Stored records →
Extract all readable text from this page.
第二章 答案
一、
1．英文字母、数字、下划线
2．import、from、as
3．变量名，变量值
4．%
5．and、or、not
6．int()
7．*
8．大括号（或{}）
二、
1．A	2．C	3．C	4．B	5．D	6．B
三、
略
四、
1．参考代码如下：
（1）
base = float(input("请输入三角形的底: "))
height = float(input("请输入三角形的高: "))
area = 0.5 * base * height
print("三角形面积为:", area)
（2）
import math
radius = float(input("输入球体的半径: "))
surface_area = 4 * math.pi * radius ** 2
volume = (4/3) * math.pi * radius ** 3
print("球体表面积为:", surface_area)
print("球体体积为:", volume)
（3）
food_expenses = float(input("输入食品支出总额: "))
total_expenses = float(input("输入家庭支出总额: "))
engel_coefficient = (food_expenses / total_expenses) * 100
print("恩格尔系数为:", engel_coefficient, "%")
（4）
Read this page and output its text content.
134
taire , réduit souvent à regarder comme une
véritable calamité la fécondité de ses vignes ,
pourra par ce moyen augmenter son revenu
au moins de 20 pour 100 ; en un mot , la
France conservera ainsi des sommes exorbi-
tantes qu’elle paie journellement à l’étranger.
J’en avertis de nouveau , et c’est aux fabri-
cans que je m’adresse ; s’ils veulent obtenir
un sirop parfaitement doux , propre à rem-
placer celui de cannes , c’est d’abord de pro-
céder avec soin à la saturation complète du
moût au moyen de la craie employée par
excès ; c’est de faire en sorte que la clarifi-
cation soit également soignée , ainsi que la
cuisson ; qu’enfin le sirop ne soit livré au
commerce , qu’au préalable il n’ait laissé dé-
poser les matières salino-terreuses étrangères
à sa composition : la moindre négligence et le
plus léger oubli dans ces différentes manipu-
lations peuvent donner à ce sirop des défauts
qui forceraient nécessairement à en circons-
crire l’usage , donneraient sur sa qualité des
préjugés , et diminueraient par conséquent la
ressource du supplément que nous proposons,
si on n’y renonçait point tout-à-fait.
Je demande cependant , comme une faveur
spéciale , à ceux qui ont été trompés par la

Task to carry out →
Please reproduce every line of the material word for word.

Task result →
Extract all readable text from this page.
第二章 答案
一、
1．英文字母、数字、下划线
2．import、from、as
3．变量名，变量值
4．%
5．and、or、not
6．int()
7．*
8．大括号（或{}）
二、
1．A	2．C	3．C	4．B	5．D	6．B
三、
略
四、
1．参考代码如下：
（1）
base = float(input("请输入三角形的底: "))
height = float(input("请输入三角形的高: "))
area = 0.5 * base * height
print("三角形面积为:", area)
（2）
import math
radius = float(input("输入球体的半径: "))
surface_area = 4 * math.pi * radius ** 2
volume = (4/3) * math.pi * radius ** 3
print("球体表面积为:", surface_area)
print("球体体积为:", volume)
（3）
food_expenses = float(input("输入食品支出总额: "))
total_expenses = float(input("输入家庭支出总额: "))
engel_coefficient = (food_expenses / total_expenses) * 100
print("恩格尔系数为:", engel_coefficient, "%")
（4）
Read this page and output its text content.
134
taire , réduit souvent à regarder comme une
véritable calamité la fécondité de ses vignes ,
pourra par ce moyen augmenter son revenu
au moins de 20 pour 100 ; en un mot , la
France conservera ainsi des sommes exorbi-
tantes qu’elle paie journellement à l’étranger.
J’en avertis de nouveau , et c’est aux fabri-
cans que je m’adresse ; s’ils veulent obtenir
un sirop parfaitement doux , propre à rem-
placer celui de cannes , c’est d’abord de pro-
céder avec soin à la saturation complète du
moût au moyen de la craie employée par
excès ; c’est de faire en sorte que la clarifi-
cation soit également soignée , ainsi que la
cuisson ; qu’enfin le sirop ne soit livré au
commerce , qu’au préalable il n’ait laissé dé-
poser les matières salino-terreuses étrangères
à sa composition : la moindre négligence et le
plus léger oubli dans ces différentes manipu-
lations peuvent donner à ce sirop des défauts
qui forceraient nécessairement à en circons-
crire l’usage , donneraient sur sa qualité des
préjugés , et diminueraient par conséquent la
ressource du supplément que nous proposons,
si on n’y renonçait point tout-à-fait.
Je demande cependant , comme une faveur
spéciale , à ceux qui ont été trompés par la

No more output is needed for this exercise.